[Dataset items]
------------------------------------------------

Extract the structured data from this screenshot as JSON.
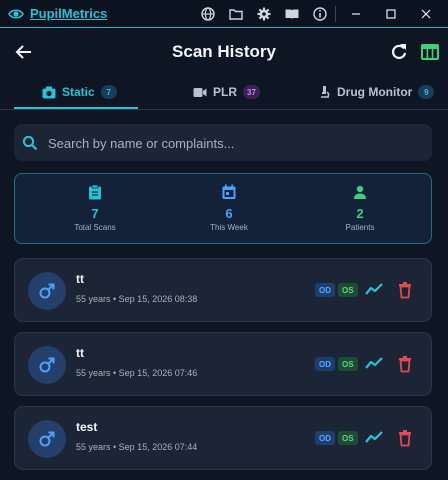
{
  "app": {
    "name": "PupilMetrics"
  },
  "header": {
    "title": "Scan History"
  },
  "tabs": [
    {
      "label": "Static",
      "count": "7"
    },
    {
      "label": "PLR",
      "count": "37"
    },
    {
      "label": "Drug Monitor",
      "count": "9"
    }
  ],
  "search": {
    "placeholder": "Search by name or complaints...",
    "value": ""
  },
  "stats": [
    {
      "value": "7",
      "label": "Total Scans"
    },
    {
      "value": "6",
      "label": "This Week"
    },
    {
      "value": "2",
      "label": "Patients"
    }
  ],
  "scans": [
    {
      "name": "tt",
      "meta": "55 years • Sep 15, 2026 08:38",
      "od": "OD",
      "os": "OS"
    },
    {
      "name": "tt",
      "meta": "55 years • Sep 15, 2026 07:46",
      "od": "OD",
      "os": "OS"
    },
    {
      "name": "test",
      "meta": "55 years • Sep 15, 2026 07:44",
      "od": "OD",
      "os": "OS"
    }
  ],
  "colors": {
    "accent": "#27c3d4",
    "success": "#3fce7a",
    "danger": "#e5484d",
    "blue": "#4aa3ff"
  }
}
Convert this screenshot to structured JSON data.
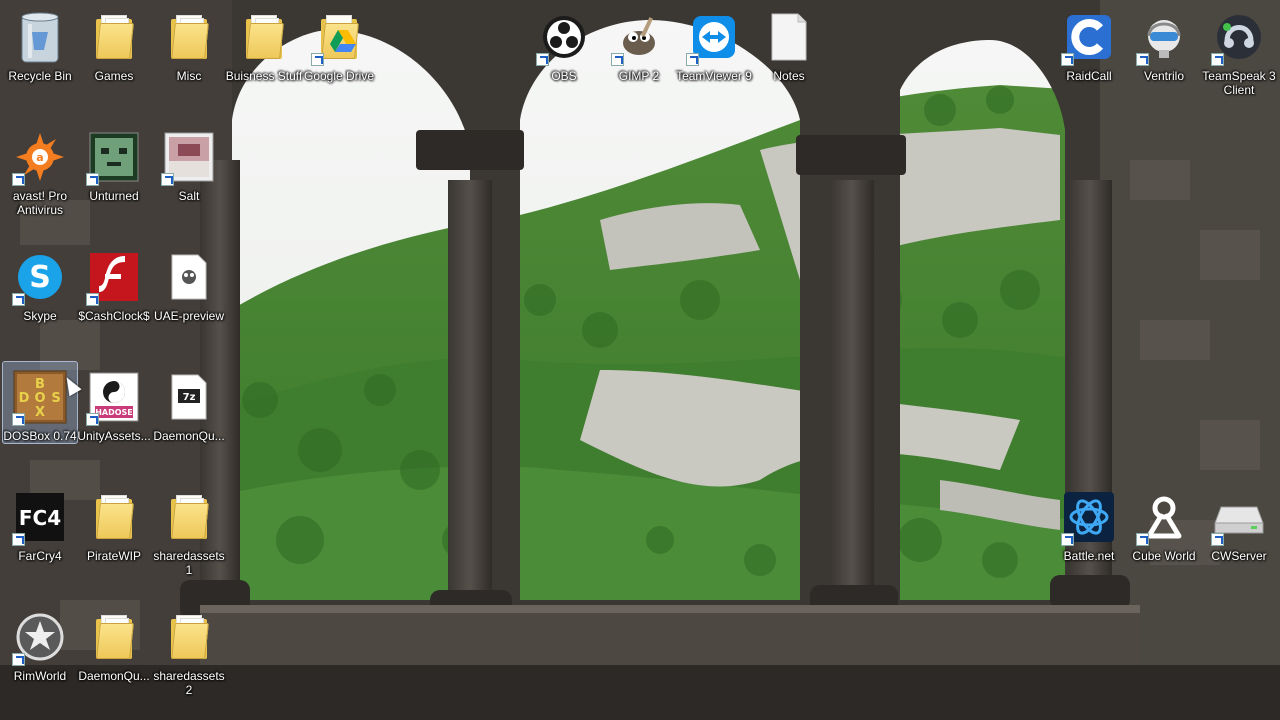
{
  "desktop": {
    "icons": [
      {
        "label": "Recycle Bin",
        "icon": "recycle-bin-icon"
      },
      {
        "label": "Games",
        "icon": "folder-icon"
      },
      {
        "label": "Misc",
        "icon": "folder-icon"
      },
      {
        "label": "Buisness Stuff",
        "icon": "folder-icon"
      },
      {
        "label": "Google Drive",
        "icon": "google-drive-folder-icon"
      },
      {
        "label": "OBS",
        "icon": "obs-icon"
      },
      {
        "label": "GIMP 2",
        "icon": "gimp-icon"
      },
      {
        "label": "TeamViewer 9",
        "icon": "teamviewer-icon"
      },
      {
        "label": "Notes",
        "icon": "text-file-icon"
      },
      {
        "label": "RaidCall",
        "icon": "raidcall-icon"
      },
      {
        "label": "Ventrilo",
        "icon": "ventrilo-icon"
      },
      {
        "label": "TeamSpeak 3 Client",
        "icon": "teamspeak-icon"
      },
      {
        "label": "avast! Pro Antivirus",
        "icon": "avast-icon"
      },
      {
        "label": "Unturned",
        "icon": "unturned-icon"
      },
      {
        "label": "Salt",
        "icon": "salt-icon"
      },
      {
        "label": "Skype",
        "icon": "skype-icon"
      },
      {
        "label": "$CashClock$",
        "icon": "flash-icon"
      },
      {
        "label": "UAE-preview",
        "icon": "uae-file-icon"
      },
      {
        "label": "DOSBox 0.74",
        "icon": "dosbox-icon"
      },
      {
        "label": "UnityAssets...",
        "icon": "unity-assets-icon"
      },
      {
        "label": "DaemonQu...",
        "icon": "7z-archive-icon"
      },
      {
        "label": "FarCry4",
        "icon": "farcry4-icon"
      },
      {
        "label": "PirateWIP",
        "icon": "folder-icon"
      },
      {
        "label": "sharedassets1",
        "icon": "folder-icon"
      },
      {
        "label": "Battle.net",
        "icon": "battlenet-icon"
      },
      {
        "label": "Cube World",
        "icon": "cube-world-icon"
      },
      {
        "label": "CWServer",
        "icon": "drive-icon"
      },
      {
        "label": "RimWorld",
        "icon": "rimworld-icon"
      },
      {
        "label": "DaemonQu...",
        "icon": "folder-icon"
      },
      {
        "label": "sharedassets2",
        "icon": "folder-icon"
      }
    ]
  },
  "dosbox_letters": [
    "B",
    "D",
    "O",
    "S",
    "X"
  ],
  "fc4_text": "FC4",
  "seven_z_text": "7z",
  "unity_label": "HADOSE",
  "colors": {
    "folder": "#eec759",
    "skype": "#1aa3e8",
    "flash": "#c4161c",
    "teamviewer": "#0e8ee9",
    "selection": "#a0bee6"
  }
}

------------------------------------------------

== PROBLEM TO SOLVE ==
A single number is the expected answer: how many lines of the entries contain "screenshot".

== WORKED SOLUTION ==
2